— START OF Records shown —

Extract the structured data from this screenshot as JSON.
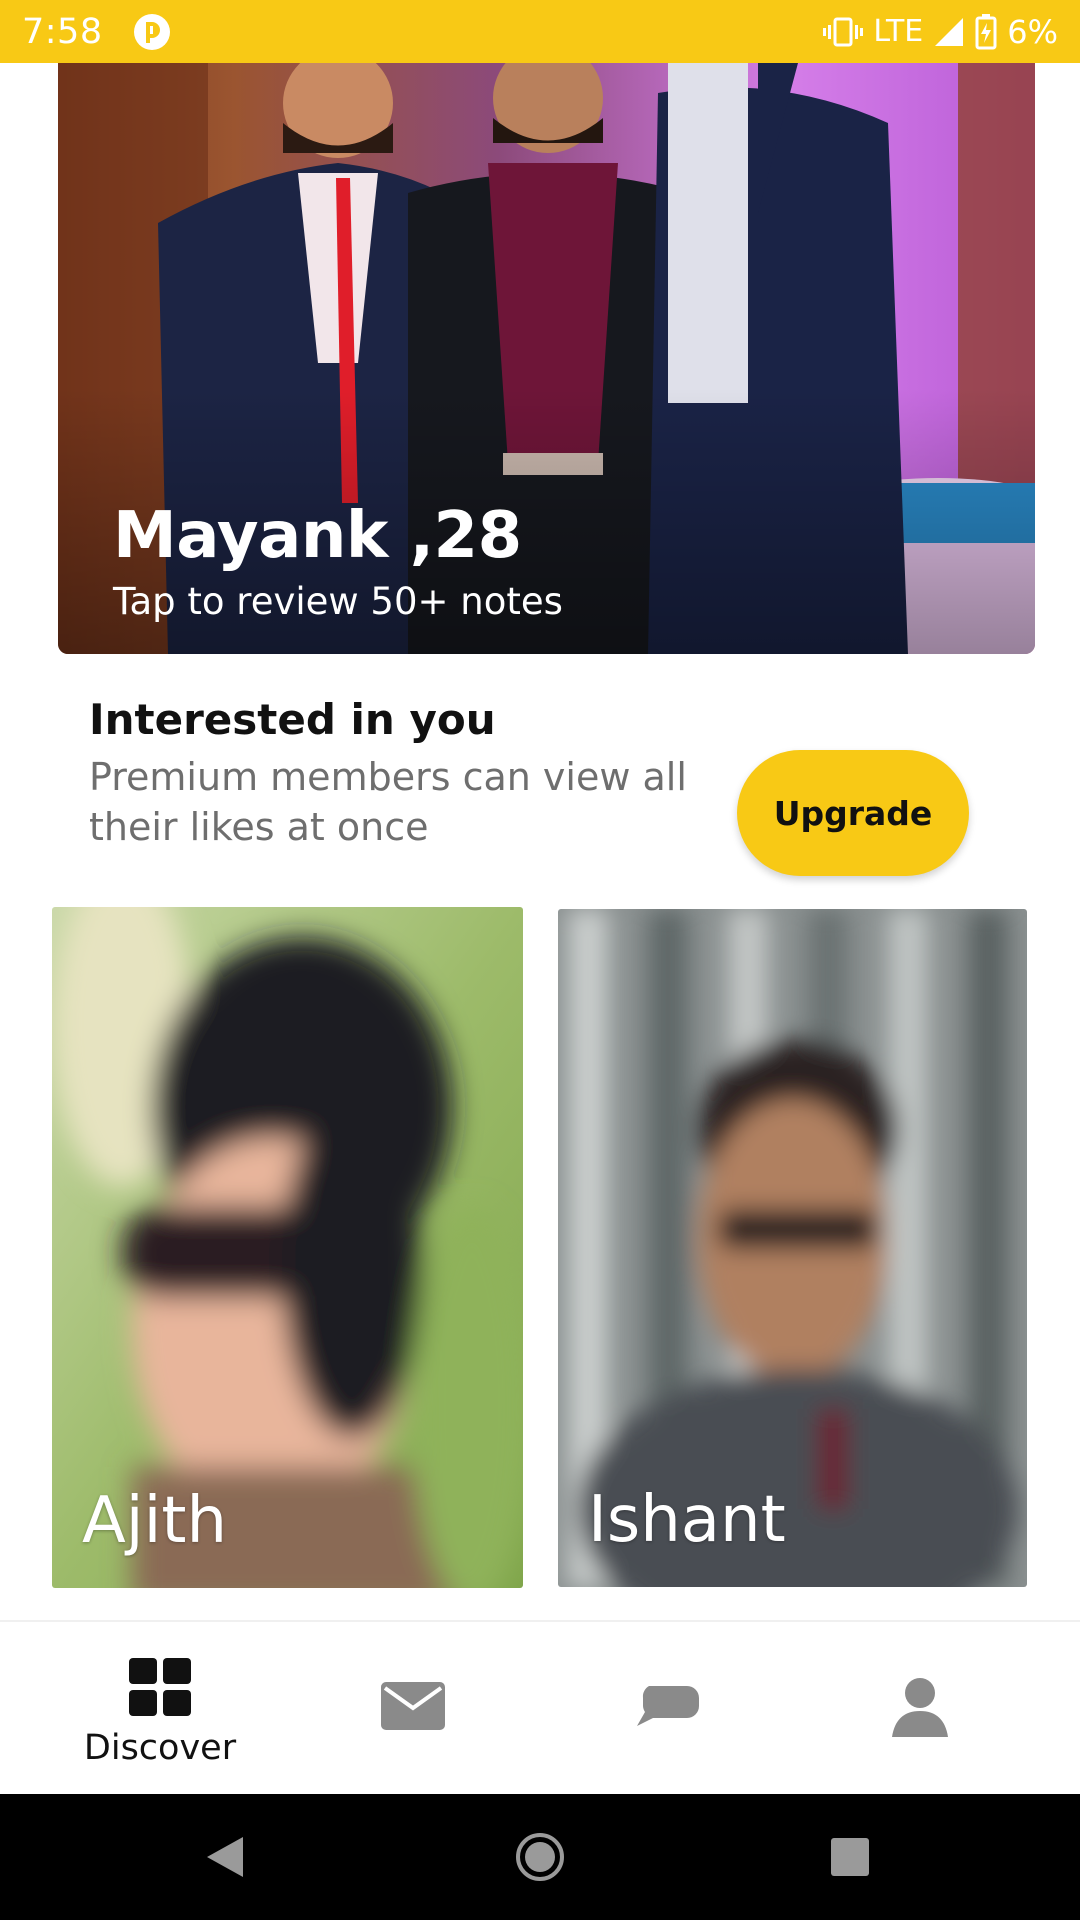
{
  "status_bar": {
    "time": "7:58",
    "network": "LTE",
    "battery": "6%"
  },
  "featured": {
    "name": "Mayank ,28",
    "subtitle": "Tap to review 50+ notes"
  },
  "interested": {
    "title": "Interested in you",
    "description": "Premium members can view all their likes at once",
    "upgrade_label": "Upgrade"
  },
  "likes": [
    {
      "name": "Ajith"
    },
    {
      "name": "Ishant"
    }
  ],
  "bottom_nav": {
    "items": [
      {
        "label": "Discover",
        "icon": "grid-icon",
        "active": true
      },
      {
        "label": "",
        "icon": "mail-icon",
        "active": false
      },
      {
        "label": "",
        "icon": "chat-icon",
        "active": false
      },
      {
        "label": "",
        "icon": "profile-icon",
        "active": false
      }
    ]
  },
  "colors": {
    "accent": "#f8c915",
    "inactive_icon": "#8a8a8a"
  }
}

— END OF Records shown —
— START OF Records shown —

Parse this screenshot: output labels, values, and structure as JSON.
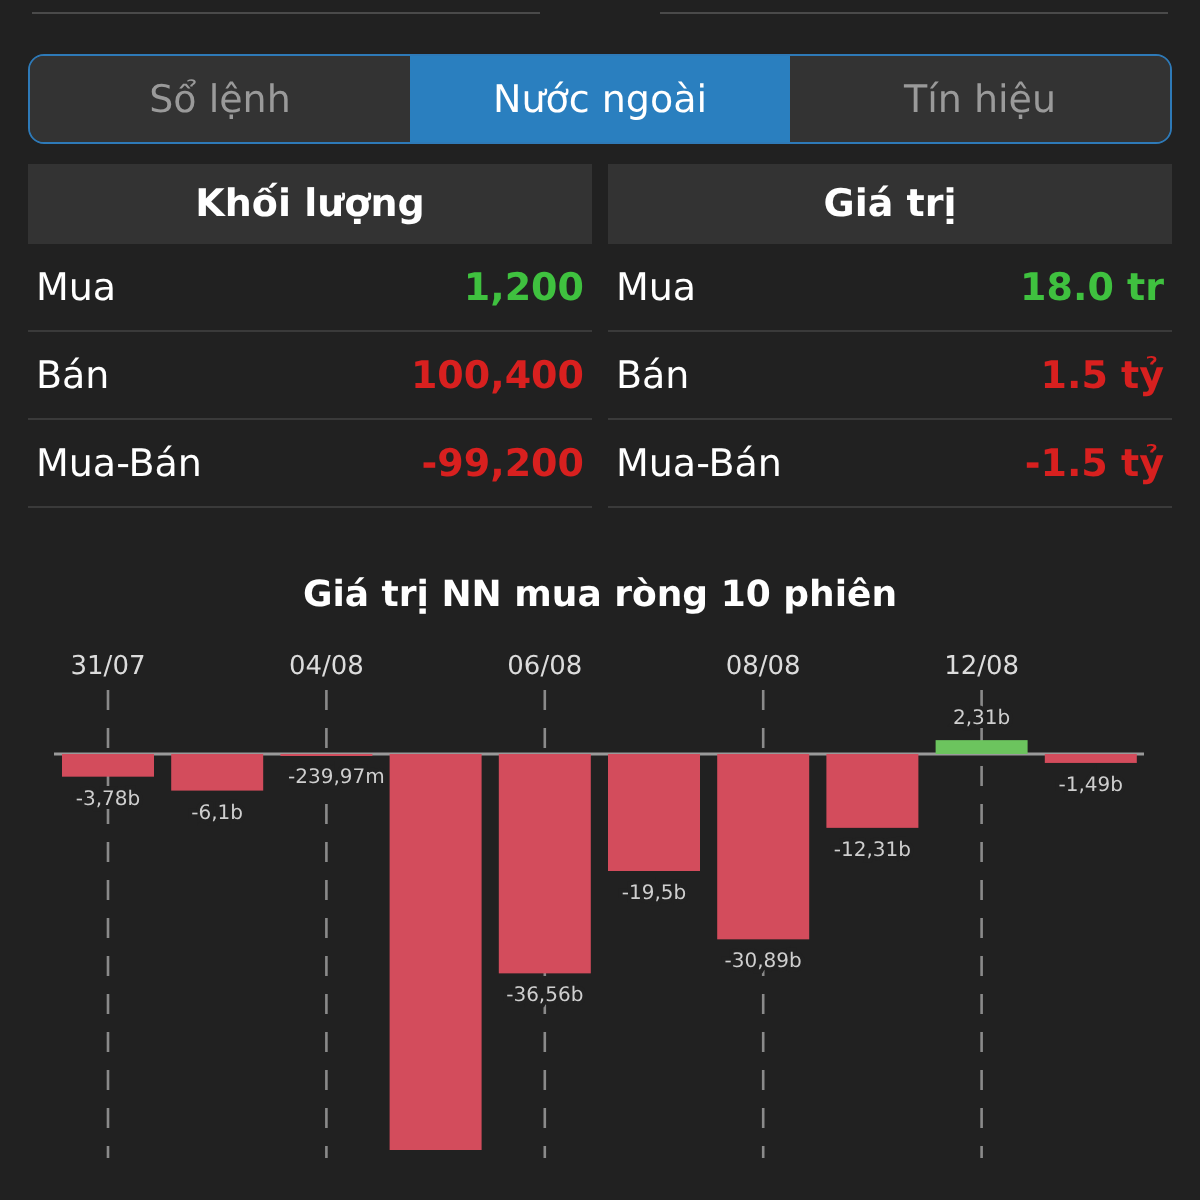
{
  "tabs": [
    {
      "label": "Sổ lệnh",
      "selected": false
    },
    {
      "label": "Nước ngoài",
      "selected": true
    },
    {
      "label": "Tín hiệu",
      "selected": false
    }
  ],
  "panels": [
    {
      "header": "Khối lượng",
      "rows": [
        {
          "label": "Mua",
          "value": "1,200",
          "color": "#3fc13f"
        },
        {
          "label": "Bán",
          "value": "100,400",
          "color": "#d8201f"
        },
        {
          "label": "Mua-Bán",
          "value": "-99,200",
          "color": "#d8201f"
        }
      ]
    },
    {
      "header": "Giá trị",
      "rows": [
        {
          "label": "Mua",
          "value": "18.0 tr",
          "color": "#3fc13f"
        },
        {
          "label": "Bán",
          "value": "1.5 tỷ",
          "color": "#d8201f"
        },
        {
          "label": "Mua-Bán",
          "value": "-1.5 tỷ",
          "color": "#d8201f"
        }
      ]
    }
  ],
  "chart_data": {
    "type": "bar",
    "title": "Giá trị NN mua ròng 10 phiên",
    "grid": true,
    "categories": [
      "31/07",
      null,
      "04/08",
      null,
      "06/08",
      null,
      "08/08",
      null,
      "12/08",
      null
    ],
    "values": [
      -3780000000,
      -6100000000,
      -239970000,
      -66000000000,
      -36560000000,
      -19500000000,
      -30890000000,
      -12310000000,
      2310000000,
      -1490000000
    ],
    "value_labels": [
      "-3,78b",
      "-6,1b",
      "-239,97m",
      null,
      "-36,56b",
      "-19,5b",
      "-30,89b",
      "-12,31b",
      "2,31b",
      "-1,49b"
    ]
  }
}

— END OF Records shown —

## Stated goal
Show the lines from the data above that contain the string "likes".

## Answer to the problem
    "description": "Premium members can view all their likes at once",
  "likes": [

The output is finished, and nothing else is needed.